## Job
Word for word, transcribe every line from the one holding "Convert this document image to plain text." through the end of the records, but not the pictures.

--- Stored rows ---

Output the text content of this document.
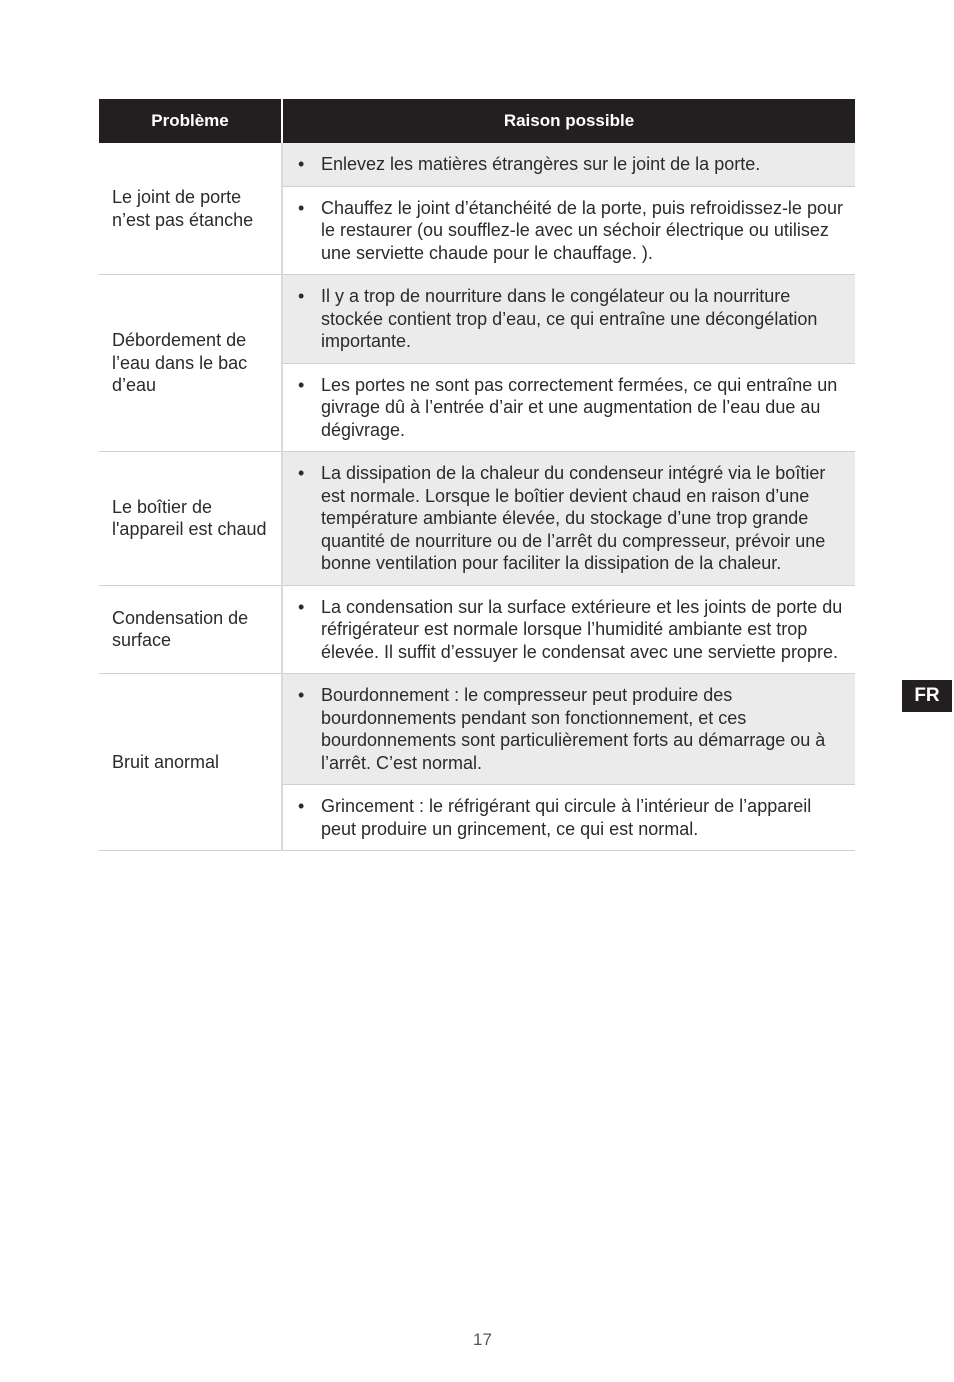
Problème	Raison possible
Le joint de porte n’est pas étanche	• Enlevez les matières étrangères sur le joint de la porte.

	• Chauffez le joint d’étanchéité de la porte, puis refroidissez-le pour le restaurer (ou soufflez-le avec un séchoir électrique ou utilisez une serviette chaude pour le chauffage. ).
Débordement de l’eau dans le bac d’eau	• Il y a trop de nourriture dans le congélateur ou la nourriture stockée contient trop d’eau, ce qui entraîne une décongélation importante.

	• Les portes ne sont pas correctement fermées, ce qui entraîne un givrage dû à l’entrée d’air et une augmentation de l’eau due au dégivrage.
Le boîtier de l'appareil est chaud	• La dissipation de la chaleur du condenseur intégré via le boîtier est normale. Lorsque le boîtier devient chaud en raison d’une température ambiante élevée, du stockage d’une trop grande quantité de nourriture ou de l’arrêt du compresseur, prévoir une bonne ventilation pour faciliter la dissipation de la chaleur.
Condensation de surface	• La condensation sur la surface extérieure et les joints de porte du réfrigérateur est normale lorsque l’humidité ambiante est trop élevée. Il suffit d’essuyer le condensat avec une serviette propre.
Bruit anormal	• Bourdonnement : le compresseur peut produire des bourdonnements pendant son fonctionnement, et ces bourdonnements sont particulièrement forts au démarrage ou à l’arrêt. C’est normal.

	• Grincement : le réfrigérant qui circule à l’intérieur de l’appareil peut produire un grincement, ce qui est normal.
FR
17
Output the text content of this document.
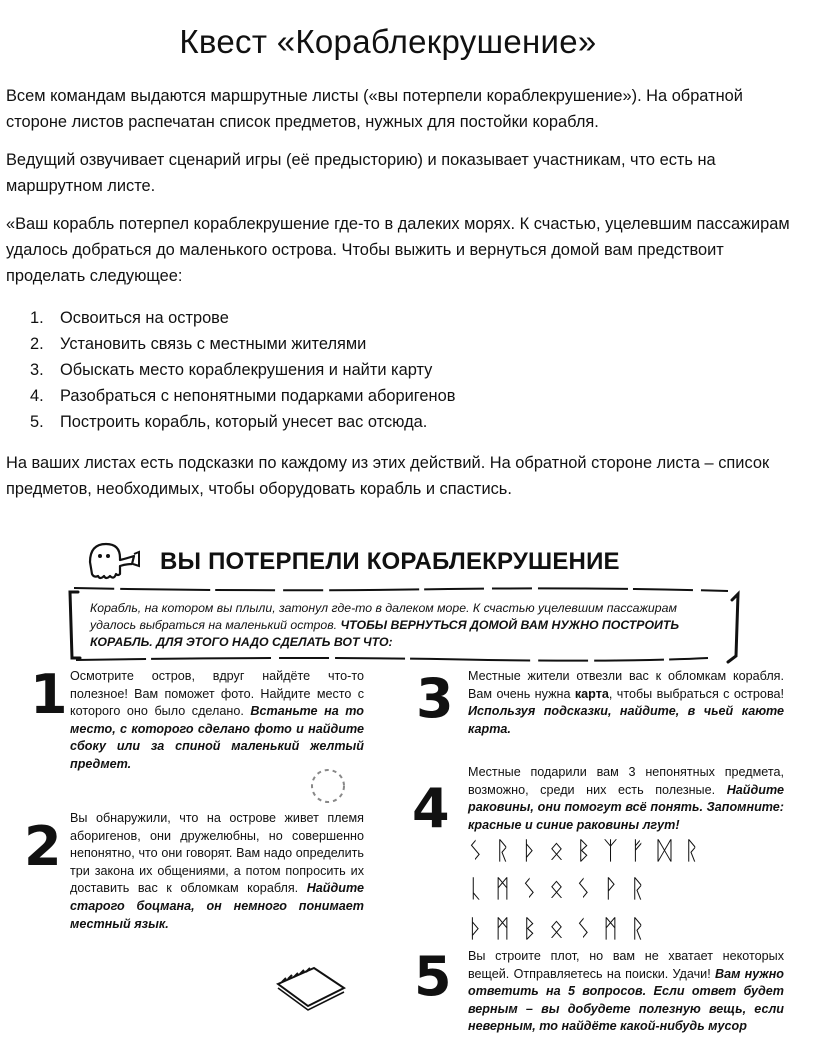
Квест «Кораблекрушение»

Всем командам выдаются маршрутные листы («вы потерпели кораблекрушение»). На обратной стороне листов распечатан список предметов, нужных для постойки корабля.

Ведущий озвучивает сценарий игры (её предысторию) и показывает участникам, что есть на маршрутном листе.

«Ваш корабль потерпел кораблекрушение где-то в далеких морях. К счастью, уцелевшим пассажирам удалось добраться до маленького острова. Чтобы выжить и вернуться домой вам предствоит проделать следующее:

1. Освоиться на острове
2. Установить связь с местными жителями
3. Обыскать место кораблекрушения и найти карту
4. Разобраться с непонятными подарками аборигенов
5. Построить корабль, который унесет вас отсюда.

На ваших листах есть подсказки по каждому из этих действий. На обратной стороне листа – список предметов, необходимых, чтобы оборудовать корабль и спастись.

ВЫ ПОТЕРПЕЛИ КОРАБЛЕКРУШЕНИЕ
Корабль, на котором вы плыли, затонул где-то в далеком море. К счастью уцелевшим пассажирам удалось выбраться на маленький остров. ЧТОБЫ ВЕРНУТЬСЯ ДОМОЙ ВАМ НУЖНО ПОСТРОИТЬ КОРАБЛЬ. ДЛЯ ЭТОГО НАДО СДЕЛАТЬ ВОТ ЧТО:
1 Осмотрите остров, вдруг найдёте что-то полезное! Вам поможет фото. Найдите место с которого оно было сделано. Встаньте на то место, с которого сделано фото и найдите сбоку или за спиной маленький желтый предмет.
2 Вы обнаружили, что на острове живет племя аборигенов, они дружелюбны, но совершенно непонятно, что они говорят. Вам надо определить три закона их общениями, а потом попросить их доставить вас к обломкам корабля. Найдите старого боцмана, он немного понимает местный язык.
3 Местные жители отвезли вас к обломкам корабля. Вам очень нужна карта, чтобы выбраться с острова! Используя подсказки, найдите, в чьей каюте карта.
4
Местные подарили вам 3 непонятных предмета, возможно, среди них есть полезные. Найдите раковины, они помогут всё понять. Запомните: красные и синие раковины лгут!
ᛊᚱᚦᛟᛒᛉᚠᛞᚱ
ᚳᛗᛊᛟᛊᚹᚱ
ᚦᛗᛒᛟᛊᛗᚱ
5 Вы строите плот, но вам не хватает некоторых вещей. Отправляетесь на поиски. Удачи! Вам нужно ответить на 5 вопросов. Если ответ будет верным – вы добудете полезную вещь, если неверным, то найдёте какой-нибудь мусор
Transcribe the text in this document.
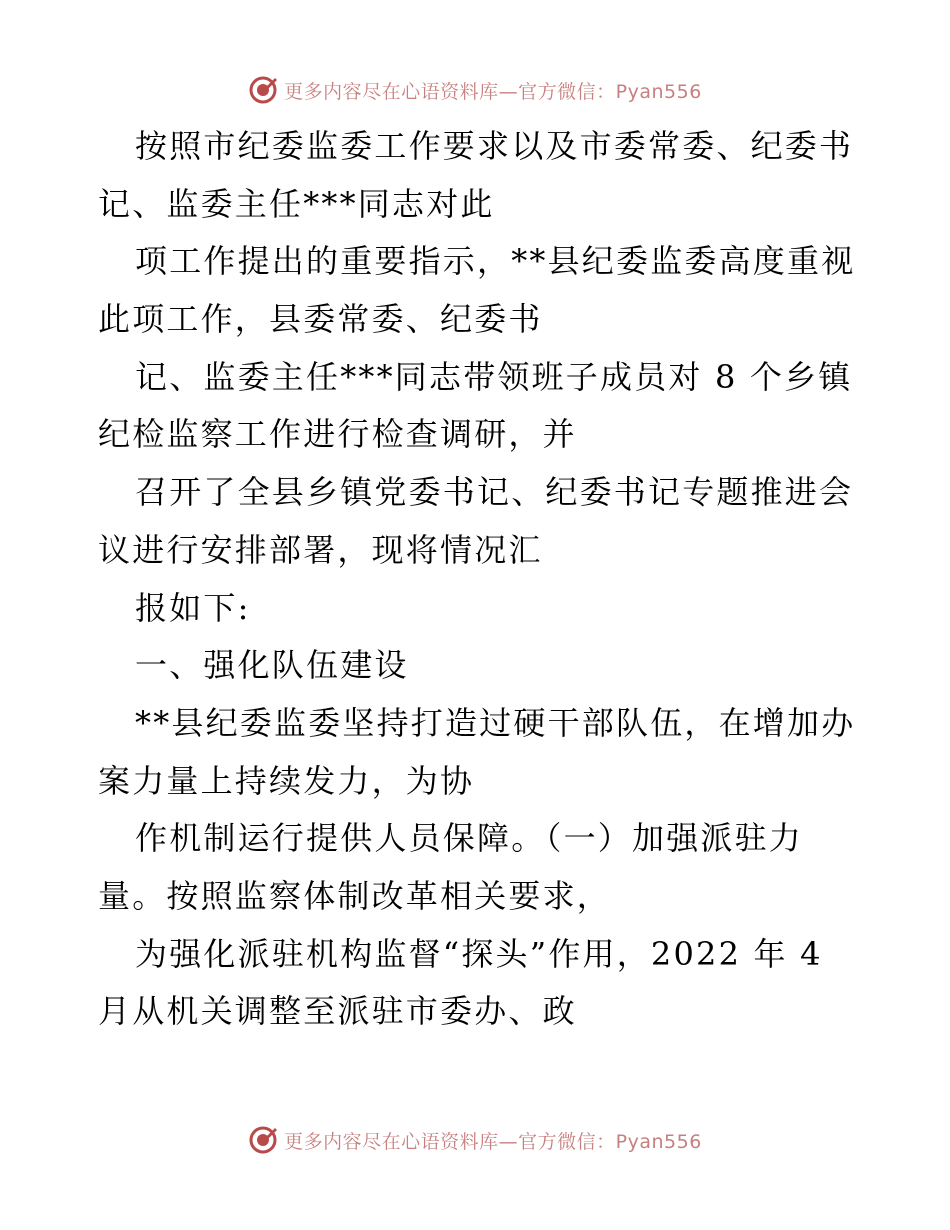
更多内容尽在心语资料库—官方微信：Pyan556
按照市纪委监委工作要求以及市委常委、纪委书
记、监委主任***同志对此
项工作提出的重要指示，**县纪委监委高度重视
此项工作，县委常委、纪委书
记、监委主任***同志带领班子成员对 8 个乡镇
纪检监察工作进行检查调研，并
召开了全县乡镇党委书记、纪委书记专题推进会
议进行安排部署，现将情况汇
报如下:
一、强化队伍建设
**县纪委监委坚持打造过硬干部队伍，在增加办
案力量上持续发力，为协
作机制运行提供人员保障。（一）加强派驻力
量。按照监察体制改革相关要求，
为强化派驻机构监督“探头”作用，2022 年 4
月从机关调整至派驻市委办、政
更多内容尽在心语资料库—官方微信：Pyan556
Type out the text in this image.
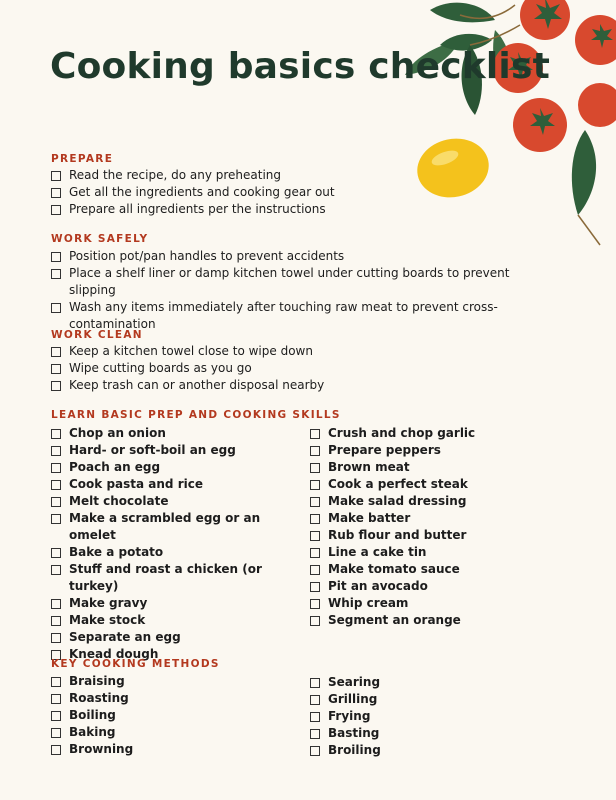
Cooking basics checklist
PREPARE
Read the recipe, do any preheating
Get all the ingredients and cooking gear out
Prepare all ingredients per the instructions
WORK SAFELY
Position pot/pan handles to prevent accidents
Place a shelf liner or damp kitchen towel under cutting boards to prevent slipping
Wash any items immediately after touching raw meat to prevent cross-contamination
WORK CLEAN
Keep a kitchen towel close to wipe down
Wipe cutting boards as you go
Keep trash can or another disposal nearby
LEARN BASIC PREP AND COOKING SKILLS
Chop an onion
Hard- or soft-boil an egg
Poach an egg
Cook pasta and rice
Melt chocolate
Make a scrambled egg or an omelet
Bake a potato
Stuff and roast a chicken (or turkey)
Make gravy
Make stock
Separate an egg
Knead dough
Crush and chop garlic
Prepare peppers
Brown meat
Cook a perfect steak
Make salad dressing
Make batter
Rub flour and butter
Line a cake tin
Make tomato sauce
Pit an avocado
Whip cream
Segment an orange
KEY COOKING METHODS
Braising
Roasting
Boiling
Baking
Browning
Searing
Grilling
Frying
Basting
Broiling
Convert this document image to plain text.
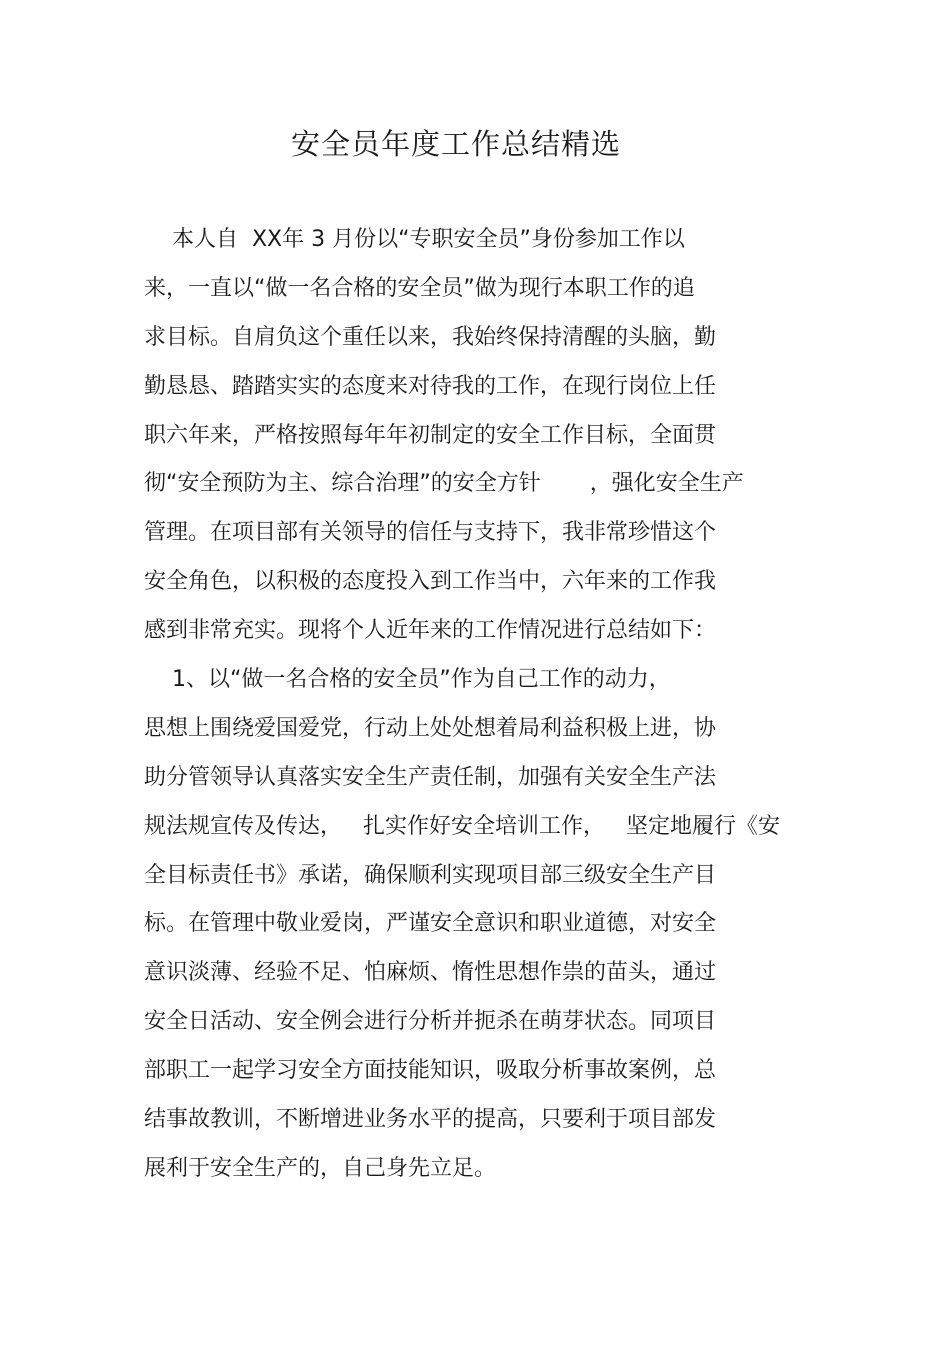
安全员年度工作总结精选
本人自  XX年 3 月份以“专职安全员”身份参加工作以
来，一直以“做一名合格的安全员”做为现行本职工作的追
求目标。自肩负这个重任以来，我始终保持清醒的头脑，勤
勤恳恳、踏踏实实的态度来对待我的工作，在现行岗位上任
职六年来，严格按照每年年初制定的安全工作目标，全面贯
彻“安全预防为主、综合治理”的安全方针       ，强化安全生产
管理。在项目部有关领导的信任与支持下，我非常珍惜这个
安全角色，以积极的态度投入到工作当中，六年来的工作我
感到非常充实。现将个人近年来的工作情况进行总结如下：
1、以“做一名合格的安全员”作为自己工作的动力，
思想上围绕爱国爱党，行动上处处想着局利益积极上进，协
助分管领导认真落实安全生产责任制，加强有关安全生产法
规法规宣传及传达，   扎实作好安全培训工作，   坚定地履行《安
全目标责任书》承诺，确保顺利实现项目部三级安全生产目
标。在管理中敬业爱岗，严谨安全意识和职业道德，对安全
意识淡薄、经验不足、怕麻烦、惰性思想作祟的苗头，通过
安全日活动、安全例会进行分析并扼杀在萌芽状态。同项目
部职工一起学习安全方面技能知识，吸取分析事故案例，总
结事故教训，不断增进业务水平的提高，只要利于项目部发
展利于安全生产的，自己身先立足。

---

## Written answer
Convert this document image to plain text.
安全员年度工作总结精选
本人自  XX年 3 月份以“专职安全员”身份参加工作以
来，一直以“做一名合格的安全员”做为现行本职工作的追
求目标。自肩负这个重任以来，我始终保持清醒的头脑，勤
勤恳恳、踏踏实实的态度来对待我的工作，在现行岗位上任
职六年来，严格按照每年年初制定的安全工作目标，全面贯
彻“安全预防为主、综合治理”的安全方针       ，强化安全生产
管理。在项目部有关领导的信任与支持下，我非常珍惜这个
安全角色，以积极的态度投入到工作当中，六年来的工作我
感到非常充实。现将个人近年来的工作情况进行总结如下：
1、以“做一名合格的安全员”作为自己工作的动力，
思想上围绕爱国爱党，行动上处处想着局利益积极上进，协
助分管领导认真落实安全生产责任制，加强有关安全生产法
规法规宣传及传达，   扎实作好安全培训工作，   坚定地履行《安
全目标责任书》承诺，确保顺利实现项目部三级安全生产目
标。在管理中敬业爱岗，严谨安全意识和职业道德，对安全
意识淡薄、经验不足、怕麻烦、惰性思想作祟的苗头，通过
安全日活动、安全例会进行分析并扼杀在萌芽状态。同项目
部职工一起学习安全方面技能知识，吸取分析事故案例，总
结事故教训，不断增进业务水平的提高，只要利于项目部发
展利于安全生产的，自己身先立足。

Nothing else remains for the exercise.